═══ PROVIDED DATA
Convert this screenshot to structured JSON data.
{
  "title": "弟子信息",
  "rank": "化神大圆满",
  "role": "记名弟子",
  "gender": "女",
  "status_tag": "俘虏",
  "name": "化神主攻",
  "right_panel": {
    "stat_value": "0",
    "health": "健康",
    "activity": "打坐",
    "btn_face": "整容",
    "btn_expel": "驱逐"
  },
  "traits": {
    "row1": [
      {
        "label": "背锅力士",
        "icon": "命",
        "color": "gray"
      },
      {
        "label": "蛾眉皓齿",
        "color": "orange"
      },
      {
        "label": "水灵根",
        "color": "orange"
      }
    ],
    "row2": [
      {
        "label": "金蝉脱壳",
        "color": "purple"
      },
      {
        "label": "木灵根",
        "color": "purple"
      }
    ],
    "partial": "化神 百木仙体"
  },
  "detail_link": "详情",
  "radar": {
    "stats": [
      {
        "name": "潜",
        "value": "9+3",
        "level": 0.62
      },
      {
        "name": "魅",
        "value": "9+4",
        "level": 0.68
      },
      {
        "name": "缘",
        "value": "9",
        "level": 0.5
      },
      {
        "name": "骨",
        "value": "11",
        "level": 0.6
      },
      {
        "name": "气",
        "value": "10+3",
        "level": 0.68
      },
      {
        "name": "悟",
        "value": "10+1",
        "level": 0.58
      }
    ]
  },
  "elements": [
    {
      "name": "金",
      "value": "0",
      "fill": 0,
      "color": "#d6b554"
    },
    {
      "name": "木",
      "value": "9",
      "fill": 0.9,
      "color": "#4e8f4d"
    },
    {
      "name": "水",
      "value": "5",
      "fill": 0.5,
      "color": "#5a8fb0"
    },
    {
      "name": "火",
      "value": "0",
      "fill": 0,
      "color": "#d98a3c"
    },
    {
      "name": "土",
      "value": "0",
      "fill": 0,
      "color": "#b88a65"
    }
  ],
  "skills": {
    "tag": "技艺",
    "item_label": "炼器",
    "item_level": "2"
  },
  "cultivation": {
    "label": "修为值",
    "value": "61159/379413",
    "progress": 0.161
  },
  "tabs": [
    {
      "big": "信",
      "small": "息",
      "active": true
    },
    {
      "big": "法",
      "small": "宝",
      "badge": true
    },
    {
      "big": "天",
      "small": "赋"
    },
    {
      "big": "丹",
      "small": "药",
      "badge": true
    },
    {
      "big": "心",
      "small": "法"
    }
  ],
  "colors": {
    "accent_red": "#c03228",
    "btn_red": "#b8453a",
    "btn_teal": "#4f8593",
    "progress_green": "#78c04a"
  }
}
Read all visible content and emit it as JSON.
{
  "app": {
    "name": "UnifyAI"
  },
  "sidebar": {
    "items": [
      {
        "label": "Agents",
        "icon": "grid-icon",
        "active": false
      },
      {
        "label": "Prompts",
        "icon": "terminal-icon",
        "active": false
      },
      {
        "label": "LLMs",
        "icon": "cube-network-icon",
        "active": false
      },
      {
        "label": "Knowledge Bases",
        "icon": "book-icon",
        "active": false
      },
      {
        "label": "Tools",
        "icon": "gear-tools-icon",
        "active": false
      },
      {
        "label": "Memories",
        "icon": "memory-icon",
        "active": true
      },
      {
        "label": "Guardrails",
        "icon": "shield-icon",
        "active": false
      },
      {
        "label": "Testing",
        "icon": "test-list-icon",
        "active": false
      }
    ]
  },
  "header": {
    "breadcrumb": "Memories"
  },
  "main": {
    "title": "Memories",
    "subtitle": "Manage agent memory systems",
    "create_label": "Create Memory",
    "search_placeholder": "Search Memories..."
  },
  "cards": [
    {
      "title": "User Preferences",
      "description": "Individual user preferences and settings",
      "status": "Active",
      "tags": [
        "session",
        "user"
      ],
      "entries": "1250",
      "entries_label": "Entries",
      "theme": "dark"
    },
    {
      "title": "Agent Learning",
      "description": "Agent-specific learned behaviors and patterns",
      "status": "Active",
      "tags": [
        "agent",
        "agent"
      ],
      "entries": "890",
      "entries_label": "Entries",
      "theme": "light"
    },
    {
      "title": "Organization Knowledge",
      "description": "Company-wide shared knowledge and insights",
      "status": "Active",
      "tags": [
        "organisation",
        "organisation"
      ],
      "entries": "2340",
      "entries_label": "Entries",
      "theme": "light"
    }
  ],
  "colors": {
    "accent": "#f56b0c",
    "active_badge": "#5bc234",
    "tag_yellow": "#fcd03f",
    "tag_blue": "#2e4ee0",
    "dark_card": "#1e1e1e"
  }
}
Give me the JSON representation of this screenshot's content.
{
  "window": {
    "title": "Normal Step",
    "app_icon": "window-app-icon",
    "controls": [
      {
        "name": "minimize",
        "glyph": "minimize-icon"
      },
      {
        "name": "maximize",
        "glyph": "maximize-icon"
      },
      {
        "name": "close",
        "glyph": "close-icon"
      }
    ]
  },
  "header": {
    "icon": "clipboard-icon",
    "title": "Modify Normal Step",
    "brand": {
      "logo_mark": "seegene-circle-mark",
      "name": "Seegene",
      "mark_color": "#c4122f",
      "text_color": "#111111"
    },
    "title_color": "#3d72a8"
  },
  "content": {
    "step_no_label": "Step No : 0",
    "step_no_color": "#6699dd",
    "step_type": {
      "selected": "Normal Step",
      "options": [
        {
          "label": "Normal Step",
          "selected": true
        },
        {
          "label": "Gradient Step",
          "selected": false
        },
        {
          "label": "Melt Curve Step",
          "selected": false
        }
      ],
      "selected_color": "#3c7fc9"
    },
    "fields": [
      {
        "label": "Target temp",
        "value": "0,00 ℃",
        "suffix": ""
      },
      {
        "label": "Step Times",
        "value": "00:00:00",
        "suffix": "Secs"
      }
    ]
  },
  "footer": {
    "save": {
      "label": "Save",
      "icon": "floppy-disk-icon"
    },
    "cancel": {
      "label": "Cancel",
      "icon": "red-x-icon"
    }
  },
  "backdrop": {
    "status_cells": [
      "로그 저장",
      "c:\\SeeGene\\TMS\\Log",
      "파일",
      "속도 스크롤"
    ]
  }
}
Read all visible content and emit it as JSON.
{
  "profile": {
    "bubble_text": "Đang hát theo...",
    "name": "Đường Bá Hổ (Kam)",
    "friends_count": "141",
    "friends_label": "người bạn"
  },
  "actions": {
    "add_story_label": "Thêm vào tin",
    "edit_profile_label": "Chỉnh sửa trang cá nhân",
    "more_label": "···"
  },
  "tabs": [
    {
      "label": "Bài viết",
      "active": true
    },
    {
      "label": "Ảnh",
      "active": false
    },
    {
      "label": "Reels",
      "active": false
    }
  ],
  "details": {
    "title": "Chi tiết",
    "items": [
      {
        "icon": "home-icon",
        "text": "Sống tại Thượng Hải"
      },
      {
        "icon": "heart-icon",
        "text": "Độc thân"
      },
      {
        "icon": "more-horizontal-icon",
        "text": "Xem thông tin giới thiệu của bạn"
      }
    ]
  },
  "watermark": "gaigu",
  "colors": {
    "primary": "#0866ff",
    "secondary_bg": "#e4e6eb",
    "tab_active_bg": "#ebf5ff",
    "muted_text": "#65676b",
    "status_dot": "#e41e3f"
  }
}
══════
Each line above is to be repeated exactly.

Convert this screenshot to structured JSON data.
{
  "title": "弟子信息",
  "rank": "化神大圆满",
  "role": "记名弟子",
  "gender": "女",
  "status_tag": "俘虏",
  "name": "化神主攻",
  "right_panel": {
    "stat_value": "0",
    "health": "健康",
    "activity": "打坐",
    "btn_face": "整容",
    "btn_expel": "驱逐"
  },
  "traits": {
    "row1": [
      {
        "label": "背锅力士",
        "icon": "命",
        "color": "gray"
      },
      {
        "label": "蛾眉皓齿",
        "color": "orange"
      },
      {
        "label": "水灵根",
        "color": "orange"
      }
    ],
    "row2": [
      {
        "label": "金蝉脱壳",
        "color": "purple"
      },
      {
        "label": "木灵根",
        "color": "purple"
      }
    ],
    "partial": "化神 百木仙体"
  },
  "detail_link": "详情",
  "radar": {
    "stats": [
      {
        "name": "潜",
        "value": "9+3",
        "level": 0.62
      },
      {
        "name": "魅",
        "value": "9+4",
        "level": 0.68
      },
      {
        "name": "缘",
        "value": "9",
        "level": 0.5
      },
      {
        "name": "骨",
        "value": "11",
        "level": 0.6
      },
      {
        "name": "气",
        "value": "10+3",
        "level": 0.68
      },
      {
        "name": "悟",
        "value": "10+1",
        "level": 0.58
      }
    ]
  },
  "elements": [
    {
      "name": "金",
      "value": "0",
      "fill": 0,
      "color": "#d6b554"
    },
    {
      "name": "木",
      "value": "9",
      "fill": 0.9,
      "color": "#4e8f4d"
    },
    {
      "name": "水",
      "value": "5",
      "fill": 0.5,
      "color": "#5a8fb0"
    },
    {
      "name": "火",
      "value": "0",
      "fill": 0,
      "color": "#d98a3c"
    },
    {
      "name": "土",
      "value": "0",
      "fill": 0,
      "color": "#b88a65"
    }
  ],
  "skills": {
    "tag": "技艺",
    "item_label": "炼器",
    "item_level": "2"
  },
  "cultivation": {
    "label": "修为值",
    "value": "61159/379413",
    "progress": 0.161
  },
  "tabs": [
    {
      "big": "信",
      "small": "息",
      "active": true
    },
    {
      "big": "法",
      "small": "宝",
      "badge": true
    },
    {
      "big": "天",
      "small": "赋"
    },
    {
      "big": "丹",
      "small": "药",
      "badge": true
    },
    {
      "big": "心",
      "small": "法"
    }
  ],
  "colors": {
    "accent_red": "#c03228",
    "btn_red": "#b8453a",
    "btn_teal": "#4f8593",
    "progress_green": "#78c04a"
  }
}
Read all visible content and emit it as JSON.
{
  "app": {
    "name": "UnifyAI"
  },
  "sidebar": {
    "items": [
      {
        "label": "Agents",
        "icon": "grid-icon",
        "active": false
      },
      {
        "label": "Prompts",
        "icon": "terminal-icon",
        "active": false
      },
      {
        "label": "LLMs",
        "icon": "cube-network-icon",
        "active": false
      },
      {
        "label": "Knowledge Bases",
        "icon": "book-icon",
        "active": false
      },
      {
        "label": "Tools",
        "icon": "gear-tools-icon",
        "active": false
      },
      {
        "label": "Memories",
        "icon": "memory-icon",
        "active": true
      },
      {
        "label": "Guardrails",
        "icon": "shield-icon",
        "active": false
      },
      {
        "label": "Testing",
        "icon": "test-list-icon",
        "active": false
      }
    ]
  },
  "header": {
    "breadcrumb": "Memories"
  },
  "main": {
    "title": "Memories",
    "subtitle": "Manage agent memory systems",
    "create_label": "Create Memory",
    "search_placeholder": "Search Memories..."
  },
  "cards": [
    {
      "title": "User Preferences",
      "description": "Individual user preferences and settings",
      "status": "Active",
      "tags": [
        "session",
        "user"
      ],
      "entries": "1250",
      "entries_label": "Entries",
      "theme": "dark"
    },
    {
      "title": "Agent Learning",
      "description": "Agent-specific learned behaviors and patterns",
      "status": "Active",
      "tags": [
        "agent",
        "agent"
      ],
      "entries": "890",
      "entries_label": "Entries",
      "theme": "light"
    },
    {
      "title": "Organization Knowledge",
      "description": "Company-wide shared knowledge and insights",
      "status": "Active",
      "tags": [
        "organisation",
        "organisation"
      ],
      "entries": "2340",
      "entries_label": "Entries",
      "theme": "light"
    }
  ],
  "colors": {
    "accent": "#f56b0c",
    "active_badge": "#5bc234",
    "tag_yellow": "#fcd03f",
    "tag_blue": "#2e4ee0",
    "dark_card": "#1e1e1e"
  }
}
Give me the JSON representation of this screenshot's content.
{
  "window": {
    "title": "Normal Step",
    "app_icon": "window-app-icon",
    "controls": [
      {
        "name": "minimize",
        "glyph": "minimize-icon"
      },
      {
        "name": "maximize",
        "glyph": "maximize-icon"
      },
      {
        "name": "close",
        "glyph": "close-icon"
      }
    ]
  },
  "header": {
    "icon": "clipboard-icon",
    "title": "Modify Normal Step",
    "brand": {
      "logo_mark": "seegene-circle-mark",
      "name": "Seegene",
      "mark_color": "#c4122f",
      "text_color": "#111111"
    },
    "title_color": "#3d72a8"
  },
  "content": {
    "step_no_label": "Step No : 0",
    "step_no_color": "#6699dd",
    "step_type": {
      "selected": "Normal Step",
      "options": [
        {
          "label": "Normal Step",
          "selected": true
        },
        {
          "label": "Gradient Step",
          "selected": false
        },
        {
          "label": "Melt Curve Step",
          "selected": false
        }
      ],
      "selected_color": "#3c7fc9"
    },
    "fields": [
      {
        "label": "Target temp",
        "value": "0,00 ℃",
        "suffix": ""
      },
      {
        "label": "Step Times",
        "value": "00:00:00",
        "suffix": "Secs"
      }
    ]
  },
  "footer": {
    "save": {
      "label": "Save",
      "icon": "floppy-disk-icon"
    },
    "cancel": {
      "label": "Cancel",
      "icon": "red-x-icon"
    }
  },
  "backdrop": {
    "status_cells": [
      "로그 저장",
      "c:\\SeeGene\\TMS\\Log",
      "파일",
      "속도 스크롤"
    ]
  }
}
Read all visible content and emit it as JSON.
{
  "profile": {
    "bubble_text": "Đang hát theo...",
    "name": "Đường Bá Hổ (Kam)",
    "friends_count": "141",
    "friends_label": "người bạn"
  },
  "actions": {
    "add_story_label": "Thêm vào tin",
    "edit_profile_label": "Chỉnh sửa trang cá nhân",
    "more_label": "···"
  },
  "tabs": [
    {
      "label": "Bài viết",
      "active": true
    },
    {
      "label": "Ảnh",
      "active": false
    },
    {
      "label": "Reels",
      "active": false
    }
  ],
  "details": {
    "title": "Chi tiết",
    "items": [
      {
        "icon": "home-icon",
        "text": "Sống tại Thượng Hải"
      },
      {
        "icon": "heart-icon",
        "text": "Độc thân"
      },
      {
        "icon": "more-horizontal-icon",
        "text": "Xem thông tin giới thiệu của bạn"
      }
    ]
  },
  "watermark": "gaigu",
  "colors": {
    "primary": "#0866ff",
    "secondary_bg": "#e4e6eb",
    "tab_active_bg": "#ebf5ff",
    "muted_text": "#65676b",
    "status_dot": "#e41e3f"
  }
}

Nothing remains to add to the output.